• PROBLEMS AND TASKS
1/ Answer these questions from the article on the footballer Mug:
(a) What position did he play?
(b) For which team did he make 22 appearances, and in what year?
(c) Which club did he play for from 1981 to 1983?
2/ Write the next part of the article on the footballer Mug, beginning after its final sentence.

##### EXTRACTED TEXT

Mug

Personal information
- Full name: Édson Cuicci
- Date of birth: 8 August 1955
- Place of birth: São Paulo, Brazil
- Date of death: 1 August 2017 (aged 61)
- Place of death: São Paulo, Brazil
- Position: Left winger

Senior career*
- Years: Team / Apps / (Gls)
- 1975: Olímpia
- 1976: Francana
- 1977: Rio Verde-GO
- 1978: Coritiba
- 1978: Goiânia
- 1979: São Paulo / 22 / (3)
- 1980: Criciúma
- 1980: Colorado-PR
- 1981: Criciúma
- 1981–1983: CSA
- 1983: Paulista
- 1983: Esportivo

= Mug (footballer) =

Brazilian footballer

Édson Cuicci (8 August 1955 – 1 August 2017), better known as Mug, was a Brazilian professional footballer, who played as a left winger.

##########
##### EXTRACTED RECORDS

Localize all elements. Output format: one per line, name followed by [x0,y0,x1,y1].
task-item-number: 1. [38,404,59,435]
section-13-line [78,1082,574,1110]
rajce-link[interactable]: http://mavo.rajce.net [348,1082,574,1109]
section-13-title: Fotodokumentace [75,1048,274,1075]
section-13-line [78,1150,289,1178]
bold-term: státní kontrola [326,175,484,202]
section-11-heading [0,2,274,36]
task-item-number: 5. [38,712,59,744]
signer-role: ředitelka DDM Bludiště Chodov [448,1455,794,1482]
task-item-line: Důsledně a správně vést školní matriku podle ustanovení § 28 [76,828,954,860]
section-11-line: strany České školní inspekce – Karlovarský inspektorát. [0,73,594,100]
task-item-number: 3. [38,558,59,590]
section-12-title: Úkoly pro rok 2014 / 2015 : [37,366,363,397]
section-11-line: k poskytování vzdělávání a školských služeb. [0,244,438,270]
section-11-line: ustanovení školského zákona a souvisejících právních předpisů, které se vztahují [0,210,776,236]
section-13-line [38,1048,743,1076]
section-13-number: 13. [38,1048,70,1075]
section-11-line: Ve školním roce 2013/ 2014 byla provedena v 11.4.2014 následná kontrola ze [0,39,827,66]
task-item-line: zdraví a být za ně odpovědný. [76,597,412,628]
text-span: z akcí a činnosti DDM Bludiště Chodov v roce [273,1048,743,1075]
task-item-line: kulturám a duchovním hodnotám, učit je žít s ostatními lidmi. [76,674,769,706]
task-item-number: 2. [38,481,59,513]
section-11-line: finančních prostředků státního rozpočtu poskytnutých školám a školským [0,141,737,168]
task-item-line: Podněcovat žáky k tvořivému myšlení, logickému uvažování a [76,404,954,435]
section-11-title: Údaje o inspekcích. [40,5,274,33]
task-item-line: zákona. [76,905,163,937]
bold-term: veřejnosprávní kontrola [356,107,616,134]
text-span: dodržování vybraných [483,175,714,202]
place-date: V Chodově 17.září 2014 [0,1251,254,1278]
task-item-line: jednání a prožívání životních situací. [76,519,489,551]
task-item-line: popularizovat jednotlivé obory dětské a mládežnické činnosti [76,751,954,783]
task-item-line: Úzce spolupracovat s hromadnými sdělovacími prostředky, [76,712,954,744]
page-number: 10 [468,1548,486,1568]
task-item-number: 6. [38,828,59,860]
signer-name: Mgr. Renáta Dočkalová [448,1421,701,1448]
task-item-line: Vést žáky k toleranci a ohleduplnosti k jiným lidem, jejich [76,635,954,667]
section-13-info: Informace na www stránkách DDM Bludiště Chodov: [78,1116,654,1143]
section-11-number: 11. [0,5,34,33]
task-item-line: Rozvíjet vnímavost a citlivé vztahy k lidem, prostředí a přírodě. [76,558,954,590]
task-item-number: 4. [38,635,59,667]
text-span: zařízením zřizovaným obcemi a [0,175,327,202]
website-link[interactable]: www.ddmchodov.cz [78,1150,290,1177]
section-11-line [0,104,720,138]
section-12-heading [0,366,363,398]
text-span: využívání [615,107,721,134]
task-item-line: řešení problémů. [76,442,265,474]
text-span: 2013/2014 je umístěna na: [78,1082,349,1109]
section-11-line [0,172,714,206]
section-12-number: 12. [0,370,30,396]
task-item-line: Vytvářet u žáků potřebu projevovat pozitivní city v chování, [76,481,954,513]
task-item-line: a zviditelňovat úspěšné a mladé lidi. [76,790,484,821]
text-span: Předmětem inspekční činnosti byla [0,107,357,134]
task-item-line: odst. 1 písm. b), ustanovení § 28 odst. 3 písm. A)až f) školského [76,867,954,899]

##########

• YOUR RESPONSES
1/
(a) Left winger
(b) São Paulo, in 1979
(c) CSA

2/
==Career==

Left winger for several clubs in Brazil, Mug was champion of Campeonato Paranaense twice, once with Coritiba in 1978 and another with Colorado in 1980.

==Honours==

- Coritiba
- Campeonato Paranaense: 1978

- Colorado
- Campeonato Paranaense: 1980

- CSA
- Campeonato Alagoano: 1981, 1982

==Death==

Mug was found dead in his home on August 1, 2017.